--- Records provided ---

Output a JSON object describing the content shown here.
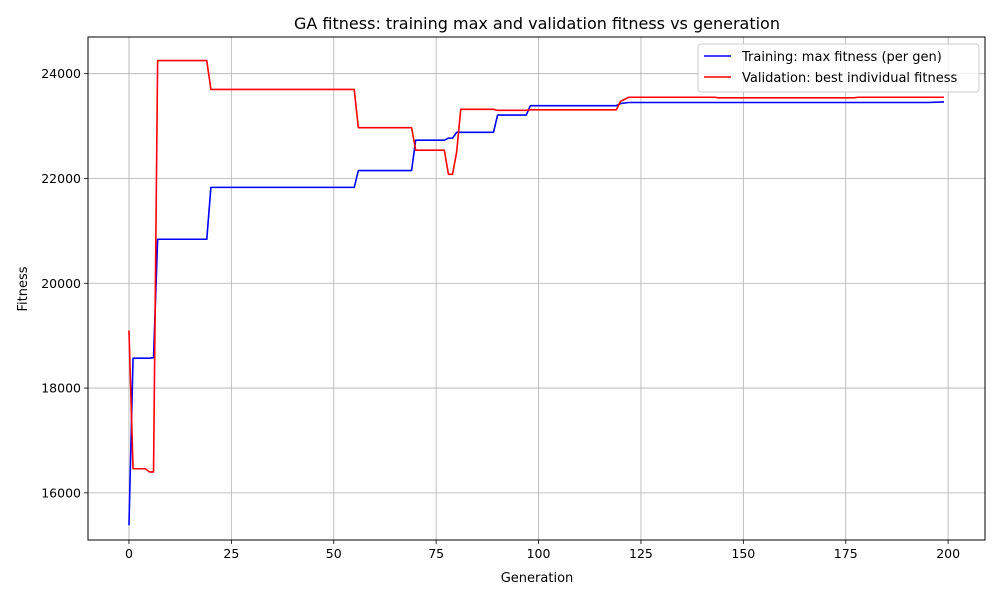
{
  "chart_data": {
    "type": "line",
    "title": "GA fitness: training max and validation fitness vs generation",
    "xlabel": "Generation",
    "ylabel": "Fitness",
    "xlim": [
      -10,
      209
    ],
    "ylim": [
      15100,
      24700
    ],
    "xticks": [
      0,
      25,
      50,
      75,
      100,
      125,
      150,
      175,
      200
    ],
    "yticks": [
      16000,
      18000,
      20000,
      22000,
      24000
    ],
    "grid": true,
    "legend_position": "upper right",
    "series": [
      {
        "name": "Training: max fitness (per gen)",
        "color": "#0000ff",
        "points": [
          [
            0,
            15380
          ],
          [
            1,
            18570
          ],
          [
            5,
            18570
          ],
          [
            6,
            18580
          ],
          [
            7,
            20840
          ],
          [
            19,
            20840
          ],
          [
            20,
            21830
          ],
          [
            55,
            21830
          ],
          [
            56,
            22150
          ],
          [
            69,
            22150
          ],
          [
            70,
            22730
          ],
          [
            77,
            22730
          ],
          [
            78,
            22770
          ],
          [
            79,
            22770
          ],
          [
            80,
            22880
          ],
          [
            89,
            22880
          ],
          [
            90,
            23210
          ],
          [
            97,
            23210
          ],
          [
            98,
            23390
          ],
          [
            119,
            23390
          ],
          [
            120,
            23430
          ],
          [
            122,
            23450
          ],
          [
            195,
            23450
          ],
          [
            199,
            23460
          ]
        ]
      },
      {
        "name": "Validation: best individual fitness",
        "color": "#ff0000",
        "points": [
          [
            0,
            19100
          ],
          [
            1,
            16460
          ],
          [
            4,
            16460
          ],
          [
            5,
            16400
          ],
          [
            6,
            16400
          ],
          [
            7,
            24250
          ],
          [
            19,
            24250
          ],
          [
            20,
            23700
          ],
          [
            55,
            23700
          ],
          [
            56,
            22970
          ],
          [
            69,
            22970
          ],
          [
            70,
            22540
          ],
          [
            77,
            22540
          ],
          [
            78,
            22080
          ],
          [
            79,
            22080
          ],
          [
            80,
            22500
          ],
          [
            81,
            23320
          ],
          [
            89,
            23320
          ],
          [
            90,
            23300
          ],
          [
            97,
            23300
          ],
          [
            98,
            23310
          ],
          [
            119,
            23310
          ],
          [
            120,
            23470
          ],
          [
            122,
            23550
          ],
          [
            143,
            23550
          ],
          [
            144,
            23540
          ],
          [
            177,
            23540
          ],
          [
            178,
            23550
          ],
          [
            199,
            23550
          ]
        ]
      }
    ]
  }
}
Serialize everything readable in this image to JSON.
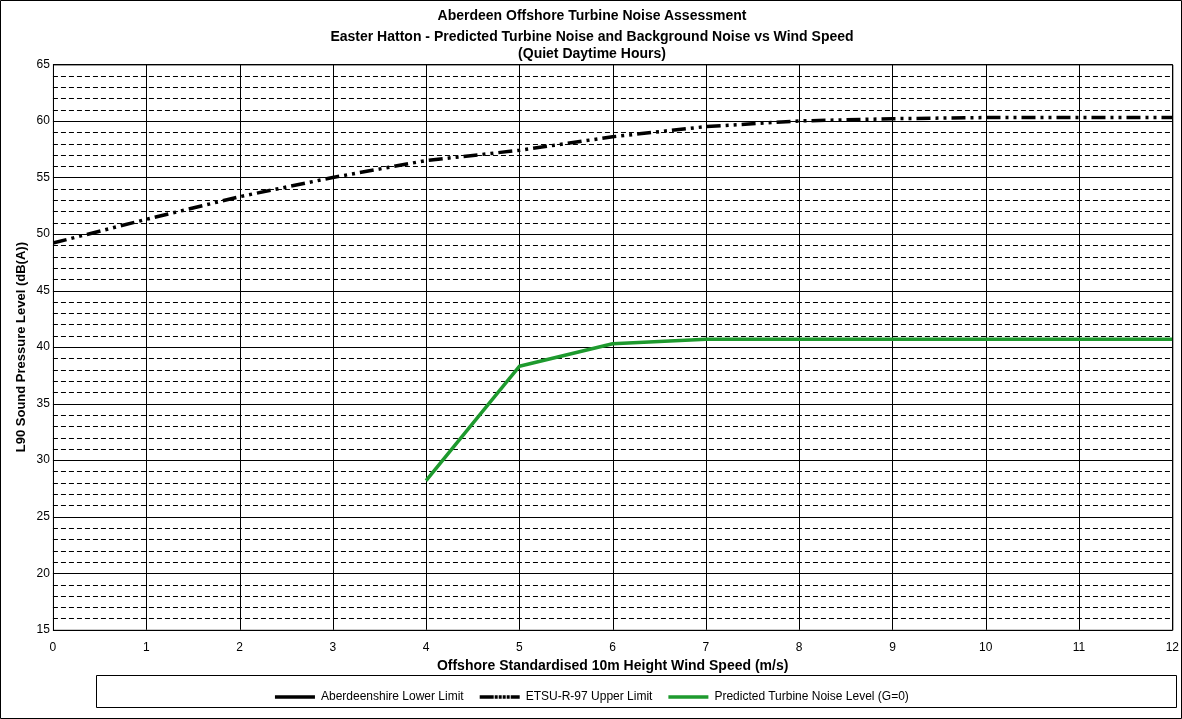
{
  "chart_data": {
    "type": "line",
    "title": "Aberdeen Offshore Turbine Noise Assessment",
    "subtitle": "Easter Hatton - Predicted Turbine Noise and Background Noise vs Wind Speed\n(Quiet Daytime Hours)",
    "xlabel": "Offshore Standardised 10m Height Wind Speed (m/s)",
    "ylabel": "L90 Sound Pressure Level (dB(A))",
    "x": [
      0,
      1,
      2,
      3,
      4,
      5,
      6,
      7,
      8,
      9,
      10,
      11,
      12
    ],
    "series": [
      {
        "name": "Aberdeenshire Lower Limit",
        "color": "#000000",
        "line_style": "solid",
        "values": [
          null,
          null,
          null,
          null,
          null,
          null,
          null,
          null,
          null,
          null,
          null,
          null,
          null
        ]
      },
      {
        "name": "ETSU-R-97 Upper Limit",
        "color": "#000000",
        "line_style": "dashed",
        "values": [
          49.2,
          51.3,
          53.3,
          55.0,
          56.5,
          57.4,
          58.6,
          59.5,
          60.0,
          60.2,
          60.3,
          60.3,
          60.3
        ]
      },
      {
        "name": "Predicted Turbine Noise Level (G=0)",
        "color": "#1e9a2e",
        "line_style": "solid",
        "values": [
          null,
          null,
          null,
          null,
          28.2,
          38.3,
          40.3,
          40.7,
          40.7,
          40.7,
          40.7,
          40.7,
          40.7
        ]
      }
    ],
    "xlim": [
      0,
      12
    ],
    "xticks": [
      0,
      1,
      2,
      3,
      4,
      5,
      6,
      7,
      8,
      9,
      10,
      11,
      12
    ],
    "ylim": [
      15,
      65
    ],
    "yticks": [
      15,
      {
        "value": 16,
        "label": null
      },
      {
        "value": 17,
        "label": null
      },
      {
        "value": 18,
        "label": null
      },
      {
        "value": 19,
        "label": null
      },
      20,
      {
        "value": 21,
        "label": null
      },
      {
        "value": 22,
        "label": null
      },
      {
        "value": 23,
        "label": null
      },
      {
        "value": 24,
        "label": null
      },
      25,
      {
        "value": 26,
        "label": null
      },
      {
        "value": 27,
        "label": null
      },
      {
        "value": 28,
        "label": null
      },
      {
        "value": 29,
        "label": null
      },
      30,
      {
        "value": 31,
        "label": null
      },
      {
        "value": 32,
        "label": null
      },
      {
        "value": 33,
        "label": null
      },
      {
        "value": 34,
        "label": null
      },
      35,
      {
        "value": 36,
        "label": null
      },
      {
        "value": 37,
        "label": null
      },
      {
        "value": 38,
        "label": null
      },
      {
        "value": 39,
        "label": null
      },
      40,
      {
        "value": 41,
        "label": null
      },
      {
        "value": 42,
        "label": null
      },
      {
        "value": 43,
        "label": null
      },
      {
        "value": 44,
        "label": null
      },
      45,
      {
        "value": 46,
        "label": null
      },
      {
        "value": 47,
        "label": null
      },
      {
        "value": 48,
        "label": null
      },
      {
        "value": 49,
        "label": null
      },
      50,
      {
        "value": 51,
        "label": null
      },
      {
        "value": 52,
        "label": null
      },
      {
        "value": 53,
        "label": null
      },
      {
        "value": 54,
        "label": null
      },
      55,
      {
        "value": 56,
        "label": null
      },
      {
        "value": 57,
        "label": null
      },
      {
        "value": 58,
        "label": null
      },
      {
        "value": 59,
        "label": null
      },
      60,
      {
        "value": 61,
        "label": null
      },
      {
        "value": 62,
        "label": null
      },
      {
        "value": 63,
        "label": null
      },
      {
        "value": 64,
        "label": null
      },
      65
    ],
    "grid": true,
    "legend": "bottom",
    "marker": "none"
  }
}
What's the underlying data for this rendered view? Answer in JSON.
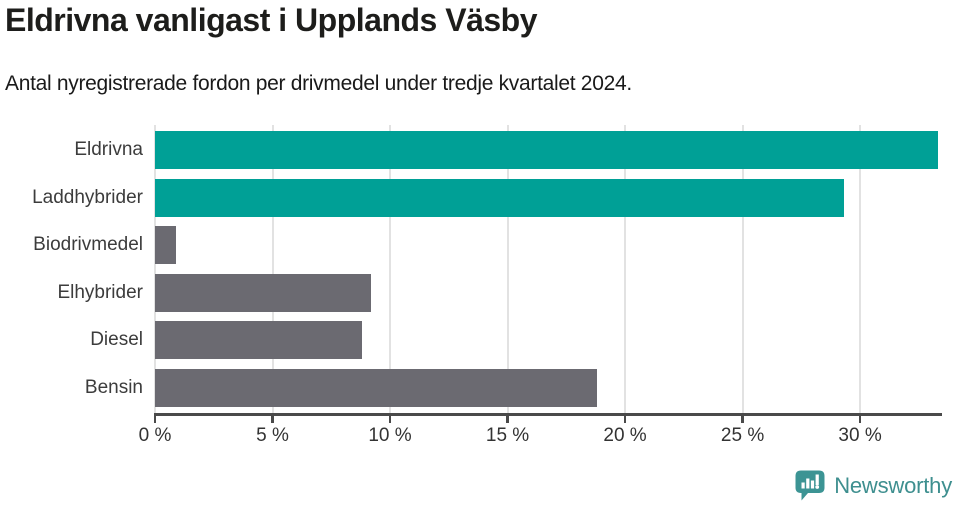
{
  "chart_data": {
    "type": "bar",
    "orientation": "horizontal",
    "title": "Eldrivna vanligast i Upplands Väsby",
    "subtitle": "Antal nyregistrerade fordon per drivmedel under tredje kvartalet 2024.",
    "categories": [
      "Eldrivna",
      "Laddhybrider",
      "Biodrivmedel",
      "Elhybrider",
      "Diesel",
      "Bensin"
    ],
    "values": [
      33.3,
      29.3,
      0.9,
      9.2,
      8.8,
      18.8
    ],
    "unit": "%",
    "xlim": [
      0,
      33.4
    ],
    "x_ticks": [
      0,
      5,
      10,
      15,
      20,
      25,
      30
    ],
    "x_tick_labels": [
      "0 %",
      "5 %",
      "10 %",
      "15 %",
      "20 %",
      "25 %",
      "30 %"
    ],
    "bar_colors": [
      "#00a096",
      "#00a096",
      "#6b6a71",
      "#6b6a71",
      "#6b6a71",
      "#6b6a71"
    ],
    "highlight_color": "#00a096",
    "base_color": "#6b6a71",
    "grid": true,
    "gridline_color": "#e2e2e2",
    "axis_color": "#4a4a4a",
    "legend": "none",
    "ylabel": "",
    "xlabel": ""
  },
  "footer": {
    "brand": "Newsworthy",
    "brand_color": "#3e8f8f",
    "icon_color": "#3c9494"
  }
}
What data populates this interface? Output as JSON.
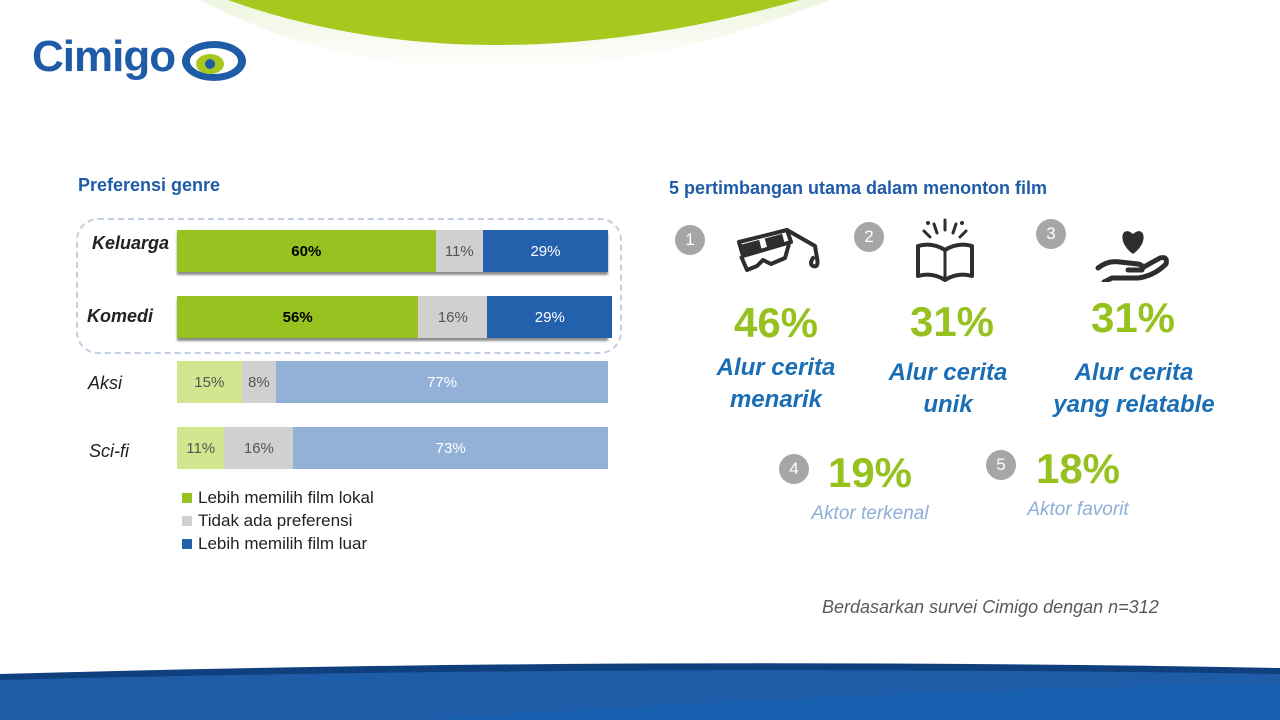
{
  "brand": {
    "name": "Cimigo"
  },
  "colors": {
    "local": "#97c21f",
    "none": "#d0d0d0",
    "foreign": "#2461ad",
    "local_light": "#d2e58f",
    "foreign_light": "#93b1d6"
  },
  "left": {
    "title": "Preferensi genre"
  },
  "chart_data": {
    "type": "bar",
    "orientation": "horizontal",
    "stacked": true,
    "categories": [
      "Keluarga",
      "Komedi",
      "Aksi",
      "Sci-fi"
    ],
    "series": [
      {
        "name": "Lebih memilih film lokal",
        "values": [
          60,
          56,
          15,
          11
        ],
        "labels": [
          "60%",
          "56%",
          "15%",
          "11%"
        ]
      },
      {
        "name": "Tidak ada preferensi",
        "values": [
          11,
          16,
          8,
          16
        ],
        "labels": [
          "11%",
          "16%",
          "8%",
          "16%"
        ]
      },
      {
        "name": "Lebih memilih film luar",
        "values": [
          29,
          29,
          77,
          73
        ],
        "labels": [
          "29%",
          "29%",
          "77%",
          "73%"
        ]
      }
    ],
    "xlim": [
      0,
      100
    ],
    "highlighted": [
      "Keluarga",
      "Komedi"
    ],
    "legend_position": "bottom"
  },
  "right": {
    "title": "5 pertimbangan utama dalam menonton film",
    "items": [
      {
        "number": "1",
        "percent": "46%",
        "label_line1": "Alur cerita",
        "label_line2": "menarik",
        "icon": "3d-glasses-icon"
      },
      {
        "number": "2",
        "percent": "31%",
        "label_line1": "Alur cerita",
        "label_line2": "unik",
        "icon": "open-book-icon"
      },
      {
        "number": "3",
        "percent": "31%",
        "label_line1": "Alur cerita",
        "label_line2": "yang relatable",
        "icon": "heart-hand-icon"
      },
      {
        "number": "4",
        "percent": "19%",
        "label": "Aktor terkenal"
      },
      {
        "number": "5",
        "percent": "18%",
        "label": "Aktor favorit"
      }
    ]
  },
  "footnote": "Berdasarkan survei Cimigo dengan n=312"
}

---

■ **Aim of the task**
Locate all lines that include the word "none" and copy them out.

■ **Result**
    "marker": "none"
    "legend": "none",
    "none": "#d0d0d0",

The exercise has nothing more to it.